▼▼▼

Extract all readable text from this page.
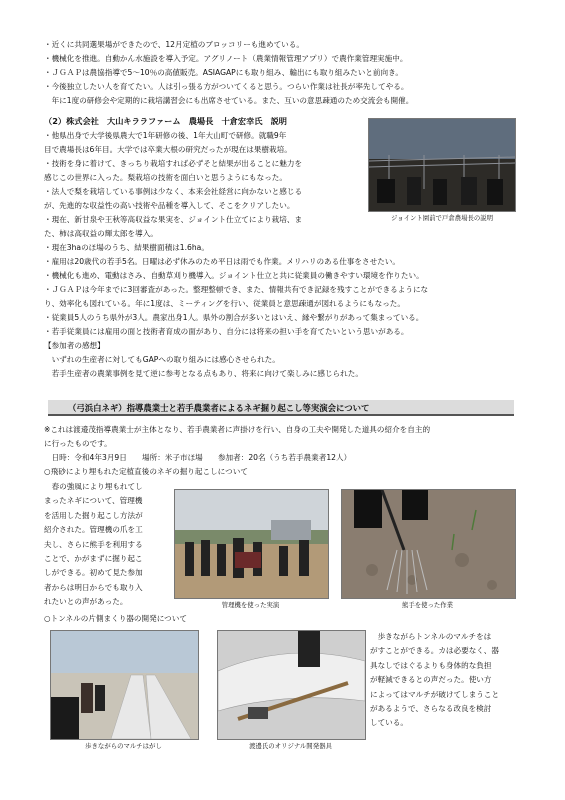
・近くに共同選果場ができたので、12月定植のブロッコリーも進めている。
・機械化を推進。自動かん水施設を導入予定。アグリノート（農業情報管理アプリ）で農作業管理実施中。
・ＪＧＡＰは農協指導で5～10％の高値販売。ASIAGAPにも取り組み、輸出にも取り組みたいと前向き。
・今後独立したい人を育てたい。人は引っ張る方がついてくると思う。つらい作業は社長が率先してやる。
　年に1度の研修会や定期的に栽培講習会にも出席させている。また、互いの意思疎通のため交流会も開催。
（2）株式会社　大山キララファーム　農場長　十倉宏幸氏　説明
・他県出身で大学後県農大で1年研修の後、1年大山町で研修。就職9年
目で農場長は6年目。大学では卒業大根の研究だったが現在は果樹栽培。
・技術を身に着けて、きっちり栽培すれば必ずそと結果が出ることに魅力を
感じこの世界に入った。梨栽培の技術を面白いと思うようにもなった。
・法人で梨を栽培している事例は少なく、本来会社経営に向かないと感じる
が、先進的な収益性の高い技術や品種を導入して、そこをクリアしたい。
・現在、新甘泉や王秋等高収益な果実を、ジョイント仕立てにより栽培、ま
た、柿は高収益の輝太郎を導入。
ジョイント園前で戸倉農場長の説明
・現在3haのほ場のうち、結果樹面積は1.6ha。
・雇用は20歳代の若手5名。日曜は必ず休みのため平日は雨でも作業。メリハリのある仕事をさせたい。
・機械化も進め、電動はさみ、自動草刈り機導入。ジョイント仕立と共に従業員の働きやすい環境を作りたい。
・ＪＧＡＰは今年までに3回審査があった。整理整頓でき、また、情報共有でき記録を残すことができるようにな
り、効率化も図れている。年に1度は、ミーティングを行い、従業員と意思疎通が図れるようにもなった。
・従業員5人のうち県外が3人。農家出身1人。県外の割合が多いとはいえ、縁や繋がりがあって集まっている。
・若手従業員には雇用の面と技術者育成の面があり、自分には将来の担い手を育てたいという思いがある。
【参加者の感想】
　いずれの生産者に対してもGAPへの取り組みには感心させられた。
　若手生産者の農業事例を見て逆に参考となる点もあり、将来に向けて楽しみに感じられた。
（弓浜白ネギ）指導農業士と若手農業者によるネギ掘り起こし等実演会について
※これは渡邉茂指導農業士が主体となり、若手農業者に声掛けを行い、自身の工夫や開発した道具の紹介を自主的
に行ったものです。
　日時：令和4年3月9日　　場所：米子市ほ場　　参加者：20名（うち若手農業者12人）
○飛砂により埋もれた定植直後のネギの掘り起こしについて
　春の強風により埋もれてし
まったネギについて、管理機
を活用した掘り起こし方法が
紹介された。管理機の爪を工
夫し、さらに熊手を利用する
ことで、かがまずに掘り起こ
しができる。初めて見た参加
者からは明日からでも取り入
れたいとの声があった。	管理機を使った実演	熊手を使った作業
○トンネルの片側まくり器の開発について
歩きながらのマルチはがし	渡邊氏のオリジナル開発器具
　歩きながらトンネルのマルチをは
がすことができる。カは必要なく、器
具なしではぐるよりも身体的な負担
が軽減できるとの声だった。使い方
によってはマルチが破けてしまうこと
があるようで、さらなる改良を検討
している。
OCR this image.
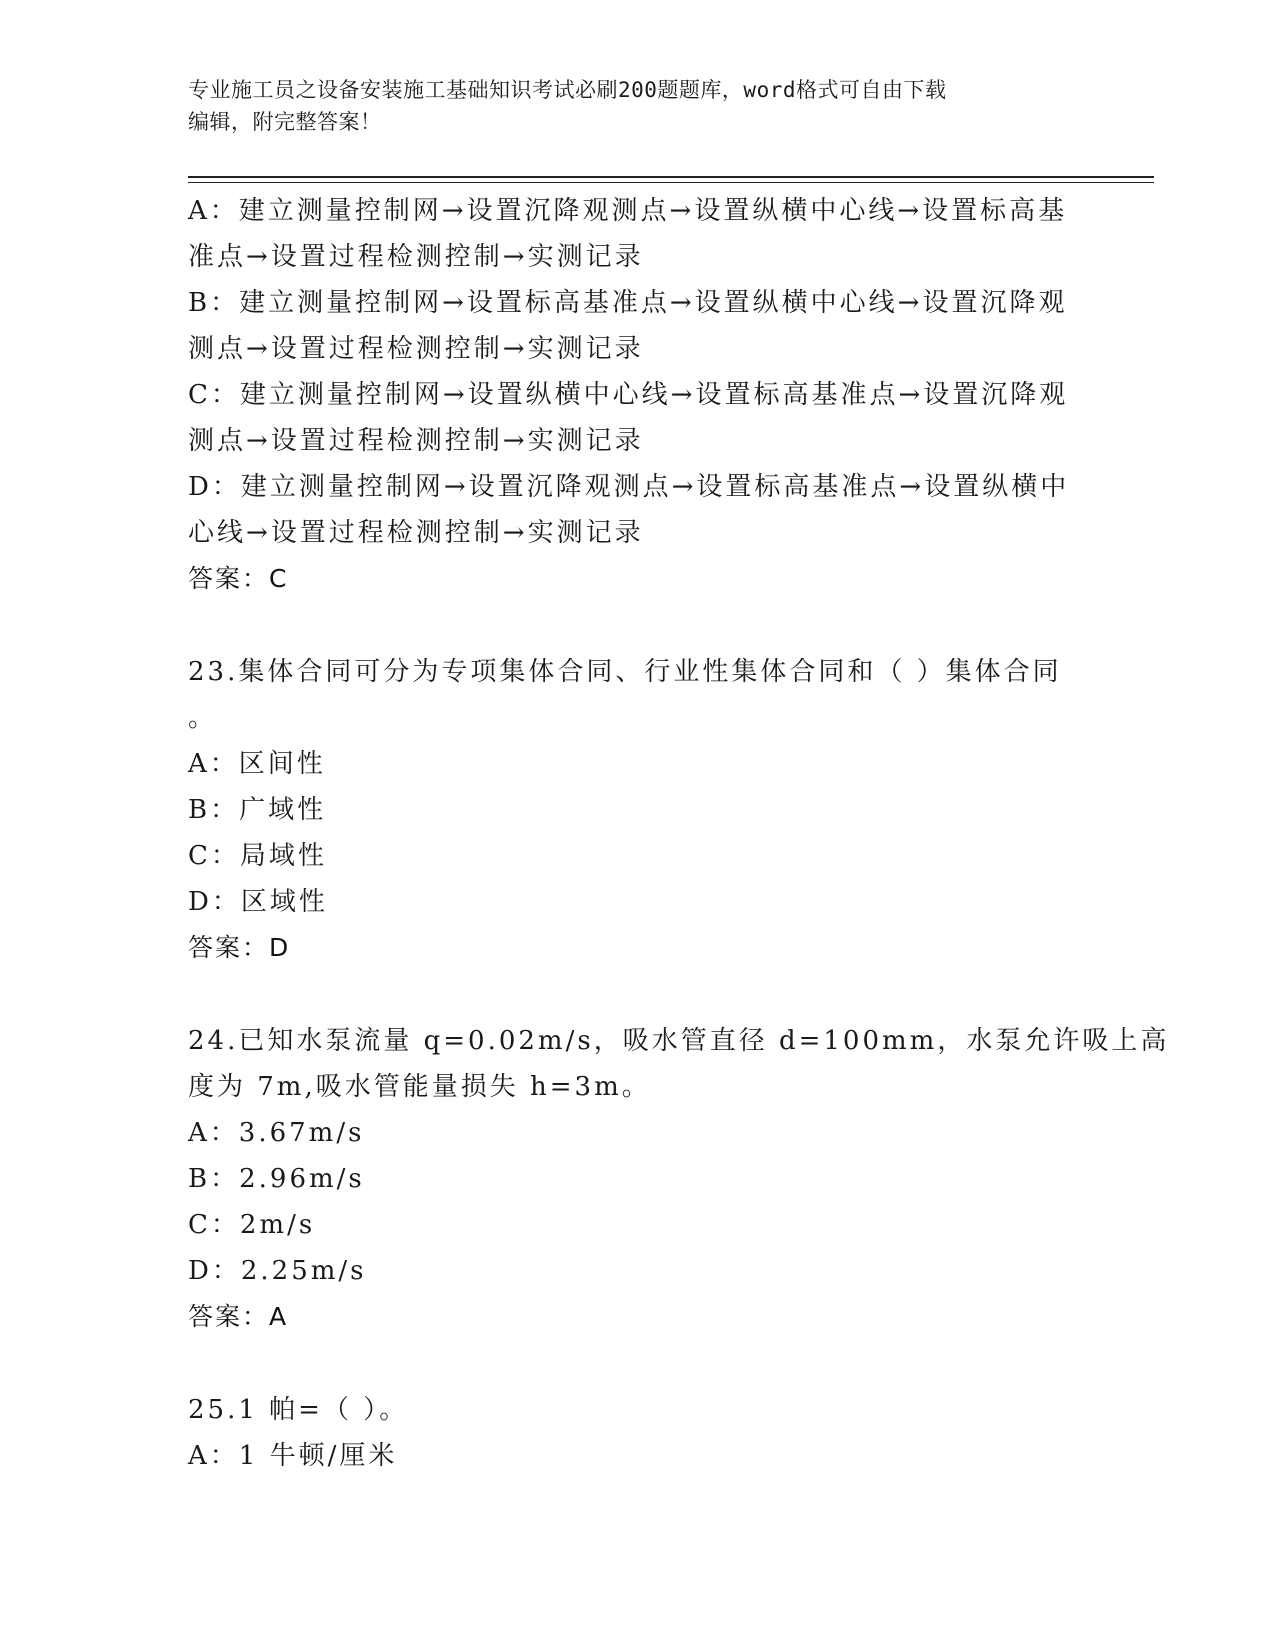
专业施工员之设备安装施工基础知识考试必刷200题题库，word格式可自由下载
编辑，附完整答案！
A：建立测量控制网→设置沉降观测点→设置纵横中心线→设置标高基
准点→设置过程检测控制→实测记录
B：建立测量控制网→设置标高基准点→设置纵横中心线→设置沉降观
测点→设置过程检测控制→实测记录
C：建立测量控制网→设置纵横中心线→设置标高基准点→设置沉降观
测点→设置过程检测控制→实测记录
D：建立测量控制网→设置沉降观测点→设置标高基准点→设置纵横中
心线→设置过程检测控制→实测记录
答案：C
23.集体合同可分为专项集体合同、行业性集体合同和（ ）集体合同
。
A：区间性
B：广域性
C：局域性
D：区域性
答案：D
24.已知水泵流量 q=0.02m/s，吸水管直径 d=100mm，水泵允许吸上高
度为 7m,吸水管能量损失 h=3m。
A：3.67m/s
B：2.96m/s
C：2m/s
D：2.25m/s
答案：A
25.1 帕=（ ）。
A：1 牛顿/厘米
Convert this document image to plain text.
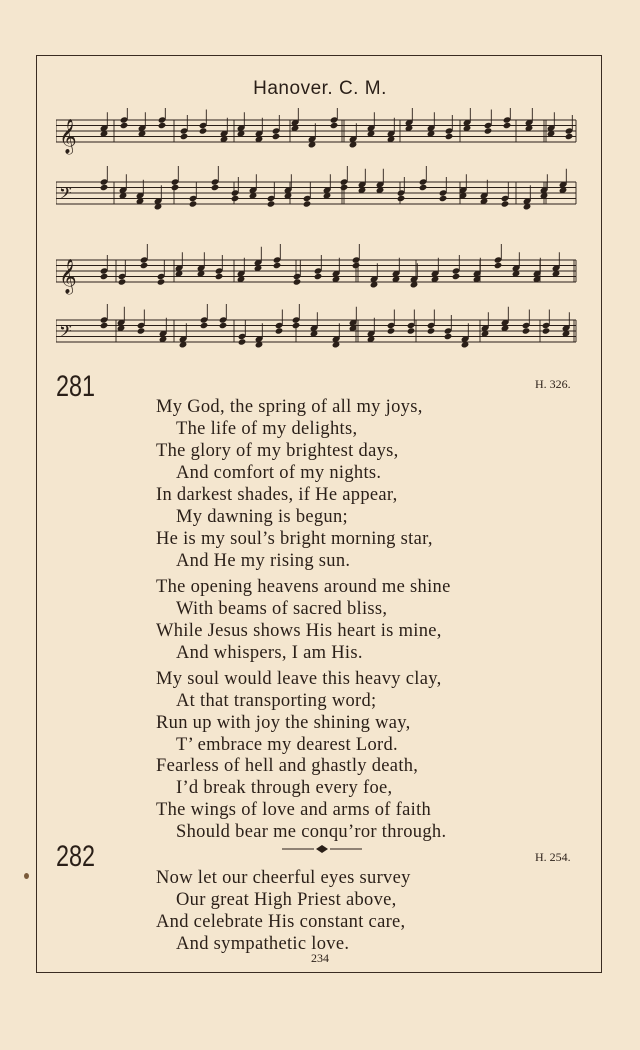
Hanover. C. M.
𝄞
𝄢
𝄞
𝄢
281	H. 326.
My God, the spring of all my joys,
The life of my delights,
The glory of my brightest days,
And comfort of my nights.
In darkest shades, if He appear,
My dawning is begun;
He is my soul’s bright morning star,
And He my rising sun.
The opening heavens around me shine
With beams of sacred bliss,
While Jesus shows His heart is mine,
And whispers, I am His.
My soul would leave this heavy clay,
At that transporting word;
Run up with joy the shining way,
T’ embrace my dearest Lord.
Fearless of hell and ghastly death,
I’d break through every foe,
The wings of love and arms of faith
Should bear me conqu’ror through.
282	H. 254.
Now let our cheerful eyes survey
Our great High Priest above,
And celebrate His constant care,
And sympathetic love.
234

▲▲▲

**Stated exercise:**
Work out how many lines of the data above contain the string "soul" and give the number alone.

**Solution to this task:**
2